* Begin Working data *

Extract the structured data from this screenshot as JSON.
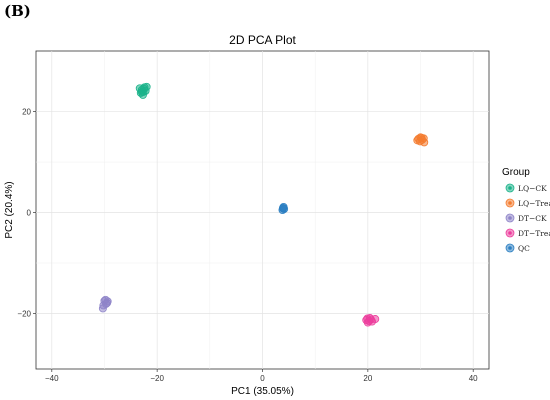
{
  "panel_label": "(B)",
  "chart_data": {
    "type": "scatter",
    "title": "2D PCA Plot",
    "xlabel": "PC1 (35.05%)",
    "ylabel": "PC2 (20.4%)",
    "xlim": [
      -43,
      43
    ],
    "ylim": [
      -31,
      32
    ],
    "xticks": [
      -40,
      -20,
      0,
      20,
      40
    ],
    "yticks": [
      -20,
      0,
      20
    ],
    "grid": true,
    "legend": {
      "title": "Group",
      "placement": "right"
    },
    "series": [
      {
        "name": "LQ−CK",
        "color": "#1BB38A",
        "points": [
          [
            -22.4,
            24.8
          ],
          [
            -22.9,
            24.3
          ],
          [
            -22.6,
            23.9
          ],
          [
            -23.1,
            23.7
          ],
          [
            -22.7,
            23.3
          ],
          [
            -22.2,
            24.1
          ],
          [
            -23.3,
            24.6
          ],
          [
            -22.5,
            24.5
          ],
          [
            -22.9,
            23.9
          ],
          [
            -22.0,
            24.9
          ]
        ]
      },
      {
        "name": "LQ−Treat",
        "color": "#F47C30",
        "points": [
          [
            29.6,
            14.6
          ],
          [
            30.0,
            14.9
          ],
          [
            30.3,
            14.4
          ],
          [
            29.9,
            14.1
          ],
          [
            30.6,
            14.7
          ],
          [
            30.7,
            13.9
          ],
          [
            29.4,
            14.3
          ],
          [
            30.2,
            14.8
          ]
        ]
      },
      {
        "name": "DT−CK",
        "color": "#8E84C8",
        "points": [
          [
            -29.8,
            -17.3
          ],
          [
            -29.5,
            -17.9
          ],
          [
            -30.2,
            -18.4
          ],
          [
            -29.7,
            -18.1
          ],
          [
            -30.3,
            -19.0
          ],
          [
            -29.4,
            -17.6
          ],
          [
            -30.0,
            -17.5
          ]
        ]
      },
      {
        "name": "DT−Treat",
        "color": "#EC3E9D",
        "points": [
          [
            19.9,
            -21.0
          ],
          [
            20.2,
            -21.5
          ],
          [
            20.6,
            -21.2
          ],
          [
            20.0,
            -21.8
          ],
          [
            20.4,
            -20.9
          ],
          [
            21.4,
            -21.1
          ],
          [
            19.7,
            -21.3
          ],
          [
            20.8,
            -21.6
          ]
        ]
      },
      {
        "name": "QC",
        "color": "#2C7FC2",
        "points": [
          [
            3.9,
            0.8
          ],
          [
            4.0,
            1.1
          ],
          [
            3.8,
            0.5
          ],
          [
            4.1,
            0.7
          ],
          [
            3.9,
            0.9
          ]
        ]
      }
    ]
  }
}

* End Working data *

● **Aim**: Gather each line of the listing containing the word "name" and show it.

● **Result for this task**:
        "name": "LQ−CK",
        "name": "LQ−Treat",
        "name": "DT−CK",
        "name": "DT−Treat",
        "name": "QC",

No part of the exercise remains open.